(Collection entries)
++++
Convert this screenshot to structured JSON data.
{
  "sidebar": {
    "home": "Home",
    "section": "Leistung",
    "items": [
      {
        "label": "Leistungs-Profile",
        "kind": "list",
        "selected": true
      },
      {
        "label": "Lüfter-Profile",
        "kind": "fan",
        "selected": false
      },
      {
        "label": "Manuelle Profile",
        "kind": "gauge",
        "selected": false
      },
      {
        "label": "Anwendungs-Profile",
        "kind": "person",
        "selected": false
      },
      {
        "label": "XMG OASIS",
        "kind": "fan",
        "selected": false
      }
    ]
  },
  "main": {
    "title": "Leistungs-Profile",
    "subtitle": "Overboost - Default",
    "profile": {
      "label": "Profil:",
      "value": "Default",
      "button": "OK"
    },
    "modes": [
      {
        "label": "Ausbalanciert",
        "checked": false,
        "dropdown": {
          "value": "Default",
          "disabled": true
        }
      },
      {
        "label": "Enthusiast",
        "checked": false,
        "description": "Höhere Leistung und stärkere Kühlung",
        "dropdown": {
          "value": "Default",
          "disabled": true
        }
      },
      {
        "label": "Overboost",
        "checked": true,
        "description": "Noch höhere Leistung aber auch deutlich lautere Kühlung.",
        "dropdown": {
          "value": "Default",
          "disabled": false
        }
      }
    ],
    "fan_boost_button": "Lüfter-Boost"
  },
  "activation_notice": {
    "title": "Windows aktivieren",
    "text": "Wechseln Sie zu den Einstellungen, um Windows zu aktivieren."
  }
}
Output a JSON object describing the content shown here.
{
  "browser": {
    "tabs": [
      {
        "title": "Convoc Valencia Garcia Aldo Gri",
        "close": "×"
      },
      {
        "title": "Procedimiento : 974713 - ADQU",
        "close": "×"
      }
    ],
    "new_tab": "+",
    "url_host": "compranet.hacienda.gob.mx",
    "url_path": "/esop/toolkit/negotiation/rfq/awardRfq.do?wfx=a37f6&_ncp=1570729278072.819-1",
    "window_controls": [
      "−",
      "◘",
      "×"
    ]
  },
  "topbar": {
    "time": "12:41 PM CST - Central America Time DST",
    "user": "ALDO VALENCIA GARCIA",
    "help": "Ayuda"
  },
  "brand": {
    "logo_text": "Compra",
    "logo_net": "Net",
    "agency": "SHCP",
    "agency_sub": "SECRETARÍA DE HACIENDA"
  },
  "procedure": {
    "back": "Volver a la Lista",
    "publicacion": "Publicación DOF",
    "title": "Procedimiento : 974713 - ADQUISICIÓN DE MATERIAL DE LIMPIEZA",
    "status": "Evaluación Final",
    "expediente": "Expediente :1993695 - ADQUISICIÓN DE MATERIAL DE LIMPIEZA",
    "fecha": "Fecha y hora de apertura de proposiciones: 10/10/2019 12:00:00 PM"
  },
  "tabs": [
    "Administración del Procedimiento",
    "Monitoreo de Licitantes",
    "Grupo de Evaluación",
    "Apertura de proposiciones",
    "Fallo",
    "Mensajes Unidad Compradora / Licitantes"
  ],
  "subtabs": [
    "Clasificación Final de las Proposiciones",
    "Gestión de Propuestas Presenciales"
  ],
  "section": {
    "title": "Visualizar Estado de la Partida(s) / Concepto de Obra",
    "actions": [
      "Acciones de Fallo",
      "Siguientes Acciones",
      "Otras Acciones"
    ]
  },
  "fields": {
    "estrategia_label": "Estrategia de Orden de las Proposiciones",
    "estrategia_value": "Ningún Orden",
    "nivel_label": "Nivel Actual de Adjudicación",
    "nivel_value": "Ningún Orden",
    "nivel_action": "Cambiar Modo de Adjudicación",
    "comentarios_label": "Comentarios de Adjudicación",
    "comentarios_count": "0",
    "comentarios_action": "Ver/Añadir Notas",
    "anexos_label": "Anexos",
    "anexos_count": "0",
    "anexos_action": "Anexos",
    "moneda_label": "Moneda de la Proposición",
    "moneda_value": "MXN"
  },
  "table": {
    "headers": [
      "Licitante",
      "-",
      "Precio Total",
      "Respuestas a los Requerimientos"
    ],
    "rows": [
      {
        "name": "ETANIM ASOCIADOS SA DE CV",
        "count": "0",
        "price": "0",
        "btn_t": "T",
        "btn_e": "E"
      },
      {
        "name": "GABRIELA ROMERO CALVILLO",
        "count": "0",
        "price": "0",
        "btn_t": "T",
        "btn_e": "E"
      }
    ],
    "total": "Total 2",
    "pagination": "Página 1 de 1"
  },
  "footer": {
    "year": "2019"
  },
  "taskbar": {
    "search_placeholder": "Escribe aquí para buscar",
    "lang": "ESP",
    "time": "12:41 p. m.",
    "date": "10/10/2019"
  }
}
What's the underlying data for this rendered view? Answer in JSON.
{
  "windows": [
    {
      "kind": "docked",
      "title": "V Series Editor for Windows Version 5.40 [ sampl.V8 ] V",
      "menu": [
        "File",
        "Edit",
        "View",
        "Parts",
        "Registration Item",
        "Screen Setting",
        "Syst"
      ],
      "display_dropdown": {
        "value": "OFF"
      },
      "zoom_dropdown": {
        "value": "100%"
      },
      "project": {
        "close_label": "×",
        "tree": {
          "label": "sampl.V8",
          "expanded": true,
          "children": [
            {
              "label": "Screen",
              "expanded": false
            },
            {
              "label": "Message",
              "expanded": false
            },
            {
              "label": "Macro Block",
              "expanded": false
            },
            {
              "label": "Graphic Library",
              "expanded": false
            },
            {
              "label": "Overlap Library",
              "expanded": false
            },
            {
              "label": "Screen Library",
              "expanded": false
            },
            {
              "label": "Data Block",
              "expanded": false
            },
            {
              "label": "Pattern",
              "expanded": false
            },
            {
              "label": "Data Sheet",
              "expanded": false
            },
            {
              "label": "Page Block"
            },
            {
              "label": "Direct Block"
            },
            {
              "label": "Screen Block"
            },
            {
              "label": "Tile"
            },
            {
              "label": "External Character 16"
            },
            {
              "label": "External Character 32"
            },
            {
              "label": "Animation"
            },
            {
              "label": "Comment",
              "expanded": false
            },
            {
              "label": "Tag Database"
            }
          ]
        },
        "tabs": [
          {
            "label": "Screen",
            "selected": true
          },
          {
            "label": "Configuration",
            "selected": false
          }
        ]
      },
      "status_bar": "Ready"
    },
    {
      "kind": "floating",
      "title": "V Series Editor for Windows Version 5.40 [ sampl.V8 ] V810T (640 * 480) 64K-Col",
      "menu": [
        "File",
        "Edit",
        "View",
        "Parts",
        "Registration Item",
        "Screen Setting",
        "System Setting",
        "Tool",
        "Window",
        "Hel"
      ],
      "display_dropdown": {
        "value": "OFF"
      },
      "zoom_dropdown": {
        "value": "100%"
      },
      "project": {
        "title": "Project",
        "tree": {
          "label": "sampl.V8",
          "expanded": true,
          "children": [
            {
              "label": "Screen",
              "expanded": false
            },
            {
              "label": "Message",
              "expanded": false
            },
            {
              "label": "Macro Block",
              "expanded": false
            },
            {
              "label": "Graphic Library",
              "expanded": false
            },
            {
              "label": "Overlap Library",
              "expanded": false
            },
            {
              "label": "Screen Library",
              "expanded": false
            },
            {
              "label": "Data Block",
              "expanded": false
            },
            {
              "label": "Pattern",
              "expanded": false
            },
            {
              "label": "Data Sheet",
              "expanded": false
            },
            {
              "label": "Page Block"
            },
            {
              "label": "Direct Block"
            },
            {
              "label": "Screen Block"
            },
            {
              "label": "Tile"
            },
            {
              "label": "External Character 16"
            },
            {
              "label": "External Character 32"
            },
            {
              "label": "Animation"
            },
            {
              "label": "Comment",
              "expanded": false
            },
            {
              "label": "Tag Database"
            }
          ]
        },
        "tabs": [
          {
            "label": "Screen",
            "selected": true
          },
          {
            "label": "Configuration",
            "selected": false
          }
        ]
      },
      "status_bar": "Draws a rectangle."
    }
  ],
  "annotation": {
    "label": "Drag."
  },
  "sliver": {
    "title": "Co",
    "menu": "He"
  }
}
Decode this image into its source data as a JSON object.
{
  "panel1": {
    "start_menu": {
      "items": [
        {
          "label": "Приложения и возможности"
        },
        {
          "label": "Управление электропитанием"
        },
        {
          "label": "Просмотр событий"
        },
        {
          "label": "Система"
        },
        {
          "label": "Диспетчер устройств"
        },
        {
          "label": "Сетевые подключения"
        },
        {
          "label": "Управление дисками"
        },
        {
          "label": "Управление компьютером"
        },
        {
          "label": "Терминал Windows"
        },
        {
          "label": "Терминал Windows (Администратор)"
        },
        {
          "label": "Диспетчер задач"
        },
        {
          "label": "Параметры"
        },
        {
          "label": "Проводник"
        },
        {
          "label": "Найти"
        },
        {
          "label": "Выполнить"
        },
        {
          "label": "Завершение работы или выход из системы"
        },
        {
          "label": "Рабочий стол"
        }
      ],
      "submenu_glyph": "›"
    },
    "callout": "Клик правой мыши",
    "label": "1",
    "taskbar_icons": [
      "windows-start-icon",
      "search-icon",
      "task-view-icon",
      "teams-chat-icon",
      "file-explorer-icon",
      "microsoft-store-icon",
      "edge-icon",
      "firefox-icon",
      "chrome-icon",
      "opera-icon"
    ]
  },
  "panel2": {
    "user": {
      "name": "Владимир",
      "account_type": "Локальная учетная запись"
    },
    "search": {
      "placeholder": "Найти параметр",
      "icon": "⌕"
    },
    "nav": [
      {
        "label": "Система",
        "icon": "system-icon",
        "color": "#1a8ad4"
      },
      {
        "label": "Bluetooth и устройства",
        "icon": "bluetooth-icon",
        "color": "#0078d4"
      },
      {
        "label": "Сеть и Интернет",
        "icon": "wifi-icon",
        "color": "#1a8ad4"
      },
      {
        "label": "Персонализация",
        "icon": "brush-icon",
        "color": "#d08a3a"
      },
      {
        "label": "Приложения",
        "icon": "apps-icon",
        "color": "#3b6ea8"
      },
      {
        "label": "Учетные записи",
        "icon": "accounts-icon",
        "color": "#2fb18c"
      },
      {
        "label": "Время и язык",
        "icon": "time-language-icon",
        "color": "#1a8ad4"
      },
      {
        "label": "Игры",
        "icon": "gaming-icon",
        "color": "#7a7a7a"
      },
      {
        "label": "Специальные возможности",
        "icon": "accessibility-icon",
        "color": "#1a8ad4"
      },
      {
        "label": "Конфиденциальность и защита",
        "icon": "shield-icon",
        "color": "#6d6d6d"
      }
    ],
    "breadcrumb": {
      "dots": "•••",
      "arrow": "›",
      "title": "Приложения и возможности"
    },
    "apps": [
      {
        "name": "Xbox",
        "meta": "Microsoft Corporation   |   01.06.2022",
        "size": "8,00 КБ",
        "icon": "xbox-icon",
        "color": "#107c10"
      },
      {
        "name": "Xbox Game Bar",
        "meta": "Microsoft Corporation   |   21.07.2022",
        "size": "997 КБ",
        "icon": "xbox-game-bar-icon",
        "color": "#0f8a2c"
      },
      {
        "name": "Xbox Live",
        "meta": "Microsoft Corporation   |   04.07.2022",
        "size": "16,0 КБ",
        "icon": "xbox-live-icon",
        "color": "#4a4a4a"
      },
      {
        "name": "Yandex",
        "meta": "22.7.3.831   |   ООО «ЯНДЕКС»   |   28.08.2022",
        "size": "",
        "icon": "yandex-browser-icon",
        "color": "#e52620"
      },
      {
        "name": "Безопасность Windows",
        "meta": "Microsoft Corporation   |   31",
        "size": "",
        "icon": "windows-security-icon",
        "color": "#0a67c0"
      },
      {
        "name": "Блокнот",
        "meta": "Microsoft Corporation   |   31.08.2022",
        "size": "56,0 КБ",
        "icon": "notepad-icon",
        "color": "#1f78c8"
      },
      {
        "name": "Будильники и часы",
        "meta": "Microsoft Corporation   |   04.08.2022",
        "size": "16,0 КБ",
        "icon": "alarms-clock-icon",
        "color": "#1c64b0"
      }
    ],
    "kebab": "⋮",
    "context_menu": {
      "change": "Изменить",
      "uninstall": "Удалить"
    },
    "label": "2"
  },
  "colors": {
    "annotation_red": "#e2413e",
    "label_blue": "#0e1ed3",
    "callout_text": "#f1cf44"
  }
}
++++
__Problem__
Each line with the string "Series" in it needs to be found and copied.

__Task output__
      "title": "V Series Editor for Windows Version 5.40 [ sampl.V8 ] V",
      "title": "V Series Editor for Windows Version 5.40 [ sampl.V8 ] V810T (640 * 480) 64K-Col",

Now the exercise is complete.